-- Source text follows --

Associate Professor Maria Len-Rios studies adolescents' media use patterns |
As part of a new initiative, the Advertising and Public Relations department will highlight research led by our own faculty and staff. In this article, Associate Professor Maria Len-Rios studies early adolescents' use of media.
Maria E. Len-Rios, Hilary E. Hughes, Laura McKee, Henry N. Young (2015). Early adolescents as publics: A national survey of teens with social media accounts, their media use preferences, parental mediation, and perceived Internet literacy. ScienceDirect.com.
How do you get through to a 13-year-old? That’s not a purely rhetorical question. In fact, a team from the University of Georgia’s Grady College of Journalism and Mass Communication recently conducted a national survey of early adolescents – recently published on ScienceDirect.com – to identify trends and patterns in their use of both social and traditional media.
The audience in question consists of sixth-, seventh- and eighth-graders, generally ages 11-13, both male and female – a population with some $75 billion in annual spending power and strong brand loyalty potential. In other words, a valuable commodity that public relations professionals should know how to reach. The study found that early adolescents spend more time watching television than any other medium, including social – implying that communicators shouldn’t give up on traditional media as a way of reaching young people.

-- Source text concluded --
-- Given records follows --

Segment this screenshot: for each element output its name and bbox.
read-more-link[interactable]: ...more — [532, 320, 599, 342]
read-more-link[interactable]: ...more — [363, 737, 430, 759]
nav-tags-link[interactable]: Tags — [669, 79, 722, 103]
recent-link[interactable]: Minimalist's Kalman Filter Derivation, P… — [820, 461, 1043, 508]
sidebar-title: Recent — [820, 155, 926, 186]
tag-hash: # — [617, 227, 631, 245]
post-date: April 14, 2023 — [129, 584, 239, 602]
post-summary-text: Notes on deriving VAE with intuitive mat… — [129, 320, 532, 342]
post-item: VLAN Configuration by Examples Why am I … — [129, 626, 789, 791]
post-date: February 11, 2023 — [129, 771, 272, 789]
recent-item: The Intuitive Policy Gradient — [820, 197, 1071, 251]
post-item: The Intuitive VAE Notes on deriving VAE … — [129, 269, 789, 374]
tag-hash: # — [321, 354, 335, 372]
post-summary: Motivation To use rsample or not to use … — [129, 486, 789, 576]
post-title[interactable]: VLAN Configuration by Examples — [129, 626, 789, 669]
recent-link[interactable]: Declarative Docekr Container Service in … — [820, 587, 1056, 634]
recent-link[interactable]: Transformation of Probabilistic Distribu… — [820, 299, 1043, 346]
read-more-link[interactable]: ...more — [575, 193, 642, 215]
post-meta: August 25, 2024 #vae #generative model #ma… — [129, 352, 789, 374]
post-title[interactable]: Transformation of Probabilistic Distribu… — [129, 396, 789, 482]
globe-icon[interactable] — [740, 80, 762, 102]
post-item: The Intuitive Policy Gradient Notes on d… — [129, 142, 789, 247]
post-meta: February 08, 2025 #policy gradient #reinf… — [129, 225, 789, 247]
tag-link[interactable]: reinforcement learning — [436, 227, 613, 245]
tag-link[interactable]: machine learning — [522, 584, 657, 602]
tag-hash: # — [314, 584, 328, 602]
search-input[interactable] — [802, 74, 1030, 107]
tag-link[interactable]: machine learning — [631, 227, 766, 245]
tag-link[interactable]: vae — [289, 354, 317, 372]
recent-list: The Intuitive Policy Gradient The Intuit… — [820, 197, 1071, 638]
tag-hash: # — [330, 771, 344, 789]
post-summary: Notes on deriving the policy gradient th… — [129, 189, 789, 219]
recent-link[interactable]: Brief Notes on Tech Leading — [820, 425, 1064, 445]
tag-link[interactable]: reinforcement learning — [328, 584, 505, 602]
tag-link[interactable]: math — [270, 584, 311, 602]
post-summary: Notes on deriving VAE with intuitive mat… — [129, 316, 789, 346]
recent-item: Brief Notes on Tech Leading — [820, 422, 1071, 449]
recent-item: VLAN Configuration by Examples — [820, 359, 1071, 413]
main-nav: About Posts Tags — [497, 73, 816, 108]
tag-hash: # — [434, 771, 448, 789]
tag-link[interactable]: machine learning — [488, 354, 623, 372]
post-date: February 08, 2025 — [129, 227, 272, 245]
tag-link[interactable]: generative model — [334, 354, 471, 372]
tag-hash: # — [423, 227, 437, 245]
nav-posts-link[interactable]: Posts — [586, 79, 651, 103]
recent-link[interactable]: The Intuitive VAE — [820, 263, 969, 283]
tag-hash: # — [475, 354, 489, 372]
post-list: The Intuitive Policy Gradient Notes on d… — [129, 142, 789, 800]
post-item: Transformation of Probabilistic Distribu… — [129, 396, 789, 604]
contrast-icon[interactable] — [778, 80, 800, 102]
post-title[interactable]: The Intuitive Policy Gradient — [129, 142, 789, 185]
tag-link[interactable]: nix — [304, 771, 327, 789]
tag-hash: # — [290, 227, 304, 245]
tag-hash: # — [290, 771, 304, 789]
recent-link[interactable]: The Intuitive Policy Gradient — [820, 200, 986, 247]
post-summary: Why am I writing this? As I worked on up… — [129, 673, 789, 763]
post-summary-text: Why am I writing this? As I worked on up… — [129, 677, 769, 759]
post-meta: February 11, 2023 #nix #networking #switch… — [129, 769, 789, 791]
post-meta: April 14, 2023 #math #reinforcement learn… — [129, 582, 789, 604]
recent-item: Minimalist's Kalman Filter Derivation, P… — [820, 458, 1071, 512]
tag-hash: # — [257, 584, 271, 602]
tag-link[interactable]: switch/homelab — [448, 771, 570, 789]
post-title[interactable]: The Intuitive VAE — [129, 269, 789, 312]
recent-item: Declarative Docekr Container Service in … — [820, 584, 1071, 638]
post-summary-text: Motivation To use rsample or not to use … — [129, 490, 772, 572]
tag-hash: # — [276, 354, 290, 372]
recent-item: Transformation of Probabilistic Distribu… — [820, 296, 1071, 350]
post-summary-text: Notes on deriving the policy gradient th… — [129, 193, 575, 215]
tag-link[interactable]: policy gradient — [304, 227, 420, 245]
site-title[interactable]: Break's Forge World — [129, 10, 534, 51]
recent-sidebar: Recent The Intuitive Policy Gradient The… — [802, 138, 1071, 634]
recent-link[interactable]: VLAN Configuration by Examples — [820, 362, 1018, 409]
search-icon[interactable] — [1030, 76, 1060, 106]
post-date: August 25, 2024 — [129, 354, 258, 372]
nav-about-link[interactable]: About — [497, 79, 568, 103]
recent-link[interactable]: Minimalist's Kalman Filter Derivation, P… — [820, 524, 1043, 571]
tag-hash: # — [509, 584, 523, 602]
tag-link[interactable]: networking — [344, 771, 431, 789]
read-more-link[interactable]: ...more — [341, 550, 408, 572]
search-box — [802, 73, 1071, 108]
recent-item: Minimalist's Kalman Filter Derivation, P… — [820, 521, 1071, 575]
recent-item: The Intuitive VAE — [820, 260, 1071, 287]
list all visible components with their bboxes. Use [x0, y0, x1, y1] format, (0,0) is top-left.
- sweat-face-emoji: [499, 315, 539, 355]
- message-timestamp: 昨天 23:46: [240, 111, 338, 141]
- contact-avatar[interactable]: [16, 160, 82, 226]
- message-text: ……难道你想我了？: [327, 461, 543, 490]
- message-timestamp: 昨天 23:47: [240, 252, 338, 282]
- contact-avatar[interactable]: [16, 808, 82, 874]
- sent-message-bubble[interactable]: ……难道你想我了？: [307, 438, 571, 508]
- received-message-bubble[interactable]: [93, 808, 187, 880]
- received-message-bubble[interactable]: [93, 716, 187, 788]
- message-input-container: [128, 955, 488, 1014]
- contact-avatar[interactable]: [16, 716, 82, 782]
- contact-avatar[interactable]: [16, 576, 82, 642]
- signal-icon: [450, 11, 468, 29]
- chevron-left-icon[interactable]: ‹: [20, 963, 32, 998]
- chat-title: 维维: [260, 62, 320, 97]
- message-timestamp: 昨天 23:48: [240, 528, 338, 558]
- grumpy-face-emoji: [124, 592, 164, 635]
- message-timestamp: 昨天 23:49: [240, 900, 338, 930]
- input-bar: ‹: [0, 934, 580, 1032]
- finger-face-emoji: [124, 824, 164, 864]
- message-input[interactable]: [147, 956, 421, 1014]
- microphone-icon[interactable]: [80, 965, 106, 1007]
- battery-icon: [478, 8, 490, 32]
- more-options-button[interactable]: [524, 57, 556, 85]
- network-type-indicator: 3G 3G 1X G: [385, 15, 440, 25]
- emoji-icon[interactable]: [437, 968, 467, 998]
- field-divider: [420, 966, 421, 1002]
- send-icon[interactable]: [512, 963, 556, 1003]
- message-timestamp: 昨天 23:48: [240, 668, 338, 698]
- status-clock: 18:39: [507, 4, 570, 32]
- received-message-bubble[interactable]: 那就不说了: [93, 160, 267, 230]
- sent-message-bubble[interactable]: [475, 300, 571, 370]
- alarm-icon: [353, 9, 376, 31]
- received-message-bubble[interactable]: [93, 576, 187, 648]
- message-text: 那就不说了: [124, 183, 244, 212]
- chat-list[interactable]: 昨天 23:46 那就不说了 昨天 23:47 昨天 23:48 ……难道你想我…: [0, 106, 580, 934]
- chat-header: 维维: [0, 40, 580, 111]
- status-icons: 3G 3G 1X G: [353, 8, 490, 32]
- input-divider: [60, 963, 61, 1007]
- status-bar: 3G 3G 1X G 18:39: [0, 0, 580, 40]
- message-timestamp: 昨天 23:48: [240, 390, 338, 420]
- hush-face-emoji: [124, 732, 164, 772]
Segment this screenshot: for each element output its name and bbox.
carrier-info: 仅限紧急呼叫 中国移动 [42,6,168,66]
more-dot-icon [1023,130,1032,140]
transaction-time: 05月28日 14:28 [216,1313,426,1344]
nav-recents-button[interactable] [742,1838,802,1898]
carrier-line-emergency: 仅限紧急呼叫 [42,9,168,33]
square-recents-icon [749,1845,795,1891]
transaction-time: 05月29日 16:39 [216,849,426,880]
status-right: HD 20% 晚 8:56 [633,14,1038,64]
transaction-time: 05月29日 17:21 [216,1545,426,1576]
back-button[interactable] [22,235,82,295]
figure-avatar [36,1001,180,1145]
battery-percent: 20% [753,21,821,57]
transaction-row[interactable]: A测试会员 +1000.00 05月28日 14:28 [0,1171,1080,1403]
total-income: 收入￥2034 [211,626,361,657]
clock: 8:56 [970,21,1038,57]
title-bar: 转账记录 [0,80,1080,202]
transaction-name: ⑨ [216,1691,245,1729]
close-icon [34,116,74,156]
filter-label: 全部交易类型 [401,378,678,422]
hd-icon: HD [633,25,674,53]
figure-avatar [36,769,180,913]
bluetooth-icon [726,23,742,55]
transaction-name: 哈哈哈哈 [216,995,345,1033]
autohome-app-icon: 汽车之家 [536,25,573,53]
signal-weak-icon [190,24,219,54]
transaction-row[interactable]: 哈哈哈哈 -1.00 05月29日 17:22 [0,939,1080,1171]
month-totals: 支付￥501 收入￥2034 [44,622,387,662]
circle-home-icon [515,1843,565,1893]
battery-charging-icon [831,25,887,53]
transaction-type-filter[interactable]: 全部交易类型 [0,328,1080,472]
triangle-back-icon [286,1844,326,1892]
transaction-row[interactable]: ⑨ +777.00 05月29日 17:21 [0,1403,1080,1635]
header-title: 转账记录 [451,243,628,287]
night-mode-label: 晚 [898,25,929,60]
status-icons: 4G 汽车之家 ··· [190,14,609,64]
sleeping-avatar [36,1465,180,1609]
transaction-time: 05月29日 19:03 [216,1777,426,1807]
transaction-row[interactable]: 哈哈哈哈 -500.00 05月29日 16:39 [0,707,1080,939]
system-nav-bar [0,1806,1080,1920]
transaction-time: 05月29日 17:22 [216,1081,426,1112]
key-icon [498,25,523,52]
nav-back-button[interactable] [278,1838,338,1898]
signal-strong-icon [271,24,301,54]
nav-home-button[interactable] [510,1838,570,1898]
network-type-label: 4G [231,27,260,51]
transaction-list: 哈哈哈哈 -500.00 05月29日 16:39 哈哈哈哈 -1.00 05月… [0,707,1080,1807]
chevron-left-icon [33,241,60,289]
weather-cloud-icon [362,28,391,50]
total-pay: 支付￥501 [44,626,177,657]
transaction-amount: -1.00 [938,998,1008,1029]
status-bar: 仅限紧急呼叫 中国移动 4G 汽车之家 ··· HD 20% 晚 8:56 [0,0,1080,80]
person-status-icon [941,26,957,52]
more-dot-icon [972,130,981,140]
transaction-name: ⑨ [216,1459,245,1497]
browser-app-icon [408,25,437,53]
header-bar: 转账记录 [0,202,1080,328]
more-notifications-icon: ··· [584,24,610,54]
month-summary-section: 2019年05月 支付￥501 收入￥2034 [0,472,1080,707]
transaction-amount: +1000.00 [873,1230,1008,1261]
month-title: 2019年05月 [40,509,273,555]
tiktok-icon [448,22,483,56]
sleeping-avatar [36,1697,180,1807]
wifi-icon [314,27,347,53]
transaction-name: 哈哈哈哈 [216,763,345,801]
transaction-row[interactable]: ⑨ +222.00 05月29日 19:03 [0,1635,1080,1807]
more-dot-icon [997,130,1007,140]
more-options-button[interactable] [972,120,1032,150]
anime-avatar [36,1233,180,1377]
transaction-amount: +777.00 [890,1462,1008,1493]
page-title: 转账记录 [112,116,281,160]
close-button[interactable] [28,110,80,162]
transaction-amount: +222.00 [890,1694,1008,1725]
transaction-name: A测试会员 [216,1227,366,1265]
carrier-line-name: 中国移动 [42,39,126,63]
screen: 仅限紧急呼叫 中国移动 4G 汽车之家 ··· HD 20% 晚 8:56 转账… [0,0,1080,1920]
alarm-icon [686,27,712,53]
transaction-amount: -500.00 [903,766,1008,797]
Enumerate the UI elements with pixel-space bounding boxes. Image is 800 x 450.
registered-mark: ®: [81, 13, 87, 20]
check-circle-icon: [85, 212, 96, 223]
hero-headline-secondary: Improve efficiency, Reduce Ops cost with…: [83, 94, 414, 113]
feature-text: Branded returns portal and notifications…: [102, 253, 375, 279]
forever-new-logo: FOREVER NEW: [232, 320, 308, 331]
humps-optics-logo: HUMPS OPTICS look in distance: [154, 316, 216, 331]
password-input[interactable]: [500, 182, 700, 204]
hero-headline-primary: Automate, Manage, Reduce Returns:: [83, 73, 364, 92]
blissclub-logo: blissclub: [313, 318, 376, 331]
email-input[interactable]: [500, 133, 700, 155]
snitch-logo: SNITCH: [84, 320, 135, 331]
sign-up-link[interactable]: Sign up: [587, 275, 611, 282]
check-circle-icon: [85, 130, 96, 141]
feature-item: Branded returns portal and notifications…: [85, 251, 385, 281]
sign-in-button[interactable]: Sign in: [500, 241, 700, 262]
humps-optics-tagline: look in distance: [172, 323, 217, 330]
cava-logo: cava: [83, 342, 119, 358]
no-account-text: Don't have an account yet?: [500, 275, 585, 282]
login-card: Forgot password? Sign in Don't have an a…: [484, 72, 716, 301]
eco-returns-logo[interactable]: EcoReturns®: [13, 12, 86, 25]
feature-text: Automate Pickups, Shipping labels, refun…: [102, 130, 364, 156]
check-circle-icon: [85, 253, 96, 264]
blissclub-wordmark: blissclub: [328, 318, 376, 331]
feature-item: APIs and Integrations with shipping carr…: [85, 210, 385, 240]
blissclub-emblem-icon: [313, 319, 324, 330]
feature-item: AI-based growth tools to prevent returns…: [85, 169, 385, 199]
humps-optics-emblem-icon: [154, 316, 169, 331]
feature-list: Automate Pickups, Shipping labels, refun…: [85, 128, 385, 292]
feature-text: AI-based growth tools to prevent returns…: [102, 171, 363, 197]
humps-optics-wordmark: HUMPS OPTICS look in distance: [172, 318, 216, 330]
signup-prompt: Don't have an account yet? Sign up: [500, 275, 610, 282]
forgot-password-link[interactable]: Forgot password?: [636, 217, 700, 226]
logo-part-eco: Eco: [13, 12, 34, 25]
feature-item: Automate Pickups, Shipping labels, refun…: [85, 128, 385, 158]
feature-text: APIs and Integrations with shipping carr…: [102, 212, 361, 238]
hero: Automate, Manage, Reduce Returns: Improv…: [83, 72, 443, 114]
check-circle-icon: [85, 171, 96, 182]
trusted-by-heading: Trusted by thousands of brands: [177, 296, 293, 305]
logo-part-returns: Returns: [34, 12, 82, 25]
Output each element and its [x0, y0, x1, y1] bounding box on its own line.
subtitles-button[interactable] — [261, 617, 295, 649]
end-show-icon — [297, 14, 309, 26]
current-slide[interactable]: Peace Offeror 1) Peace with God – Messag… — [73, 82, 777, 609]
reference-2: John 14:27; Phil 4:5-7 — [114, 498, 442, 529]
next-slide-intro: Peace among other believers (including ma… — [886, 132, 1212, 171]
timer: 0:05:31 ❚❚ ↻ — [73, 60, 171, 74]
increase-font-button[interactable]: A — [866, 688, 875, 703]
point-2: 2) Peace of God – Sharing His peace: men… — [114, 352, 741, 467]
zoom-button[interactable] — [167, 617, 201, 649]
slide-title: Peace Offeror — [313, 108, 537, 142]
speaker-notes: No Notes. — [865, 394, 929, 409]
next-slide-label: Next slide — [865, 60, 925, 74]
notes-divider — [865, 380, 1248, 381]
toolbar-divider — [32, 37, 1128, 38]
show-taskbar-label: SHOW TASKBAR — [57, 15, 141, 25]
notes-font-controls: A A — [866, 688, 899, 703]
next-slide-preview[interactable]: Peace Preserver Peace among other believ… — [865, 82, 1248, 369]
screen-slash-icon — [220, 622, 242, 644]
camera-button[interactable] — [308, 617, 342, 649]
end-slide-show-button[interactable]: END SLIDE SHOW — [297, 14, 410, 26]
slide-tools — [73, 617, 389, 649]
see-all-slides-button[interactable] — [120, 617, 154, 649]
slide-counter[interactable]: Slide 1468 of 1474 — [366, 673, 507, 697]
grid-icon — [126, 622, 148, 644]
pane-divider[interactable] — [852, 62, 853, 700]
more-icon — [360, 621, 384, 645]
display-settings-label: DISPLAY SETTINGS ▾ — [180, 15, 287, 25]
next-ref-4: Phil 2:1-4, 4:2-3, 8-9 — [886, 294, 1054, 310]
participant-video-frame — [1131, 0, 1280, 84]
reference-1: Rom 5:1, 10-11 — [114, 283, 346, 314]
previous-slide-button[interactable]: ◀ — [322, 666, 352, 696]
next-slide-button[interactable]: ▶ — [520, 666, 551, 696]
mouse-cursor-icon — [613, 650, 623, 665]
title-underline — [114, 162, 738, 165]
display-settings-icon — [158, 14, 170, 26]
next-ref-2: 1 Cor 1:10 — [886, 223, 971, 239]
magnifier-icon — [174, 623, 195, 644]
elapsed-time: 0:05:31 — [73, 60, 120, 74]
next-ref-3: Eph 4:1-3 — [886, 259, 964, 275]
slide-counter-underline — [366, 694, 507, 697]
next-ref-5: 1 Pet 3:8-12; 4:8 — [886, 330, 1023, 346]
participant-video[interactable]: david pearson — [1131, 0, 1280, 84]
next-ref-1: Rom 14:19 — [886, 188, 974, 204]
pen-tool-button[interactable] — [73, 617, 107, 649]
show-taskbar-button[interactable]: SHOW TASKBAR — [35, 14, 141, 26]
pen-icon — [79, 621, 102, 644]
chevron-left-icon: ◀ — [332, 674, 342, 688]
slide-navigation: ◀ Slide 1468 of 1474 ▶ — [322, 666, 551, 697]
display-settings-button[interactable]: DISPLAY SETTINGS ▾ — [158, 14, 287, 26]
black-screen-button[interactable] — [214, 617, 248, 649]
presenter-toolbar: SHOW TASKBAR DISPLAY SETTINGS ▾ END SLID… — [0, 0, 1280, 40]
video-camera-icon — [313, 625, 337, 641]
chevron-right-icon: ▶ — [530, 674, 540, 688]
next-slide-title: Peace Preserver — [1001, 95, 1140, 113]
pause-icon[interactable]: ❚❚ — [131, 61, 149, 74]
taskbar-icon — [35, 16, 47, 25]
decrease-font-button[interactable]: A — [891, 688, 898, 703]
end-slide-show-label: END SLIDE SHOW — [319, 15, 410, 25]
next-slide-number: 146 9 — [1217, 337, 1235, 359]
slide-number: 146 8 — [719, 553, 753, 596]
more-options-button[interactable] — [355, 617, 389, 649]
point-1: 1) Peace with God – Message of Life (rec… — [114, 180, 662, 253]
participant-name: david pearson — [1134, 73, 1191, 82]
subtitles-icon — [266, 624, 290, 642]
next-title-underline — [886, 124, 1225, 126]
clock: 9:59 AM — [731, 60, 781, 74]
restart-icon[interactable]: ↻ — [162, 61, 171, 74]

-- Given records concluded --

What the exercise asks:
Return the article on early adolescents' media use word for word, in full.

Written solution:
Associate Professor Maria Len-Rios studies adolescents' media use patterns |
As part of a new initiative, the Advertising and Public Relations department will highlight research led by our own faculty and staff. In this article, Associate Professor Maria Len-Rios studies early adolescents' use of media.
Maria E. Len-Rios, Hilary E. Hughes, Laura McKee, Henry N. Young (2015). Early adolescents as publics: A national survey of teens with social media accounts, their media use preferences, parental mediation, and perceived Internet literacy. ScienceDirect.com.
How do you get through to a 13-year-old? That’s not a purely rhetorical question. In fact, a team from the University of Georgia’s Grady College of Journalism and Mass Communication recently conducted a national survey of early adolescents – recently published on ScienceDirect.com – to identify trends and patterns in their use of both social and traditional media.
The audience in question consists of sixth-, seventh- and eighth-graders, generally ages 11-13, both male and female – a population with some $75 billion in annual spending power and strong brand loyalty potential. In other words, a valuable commodity that public relations professionals should know how to reach. The study found that early adolescents spend more time watching television than any other medium, including social – implying that communicators shouldn’t give up on traditional media as a way of reaching young people.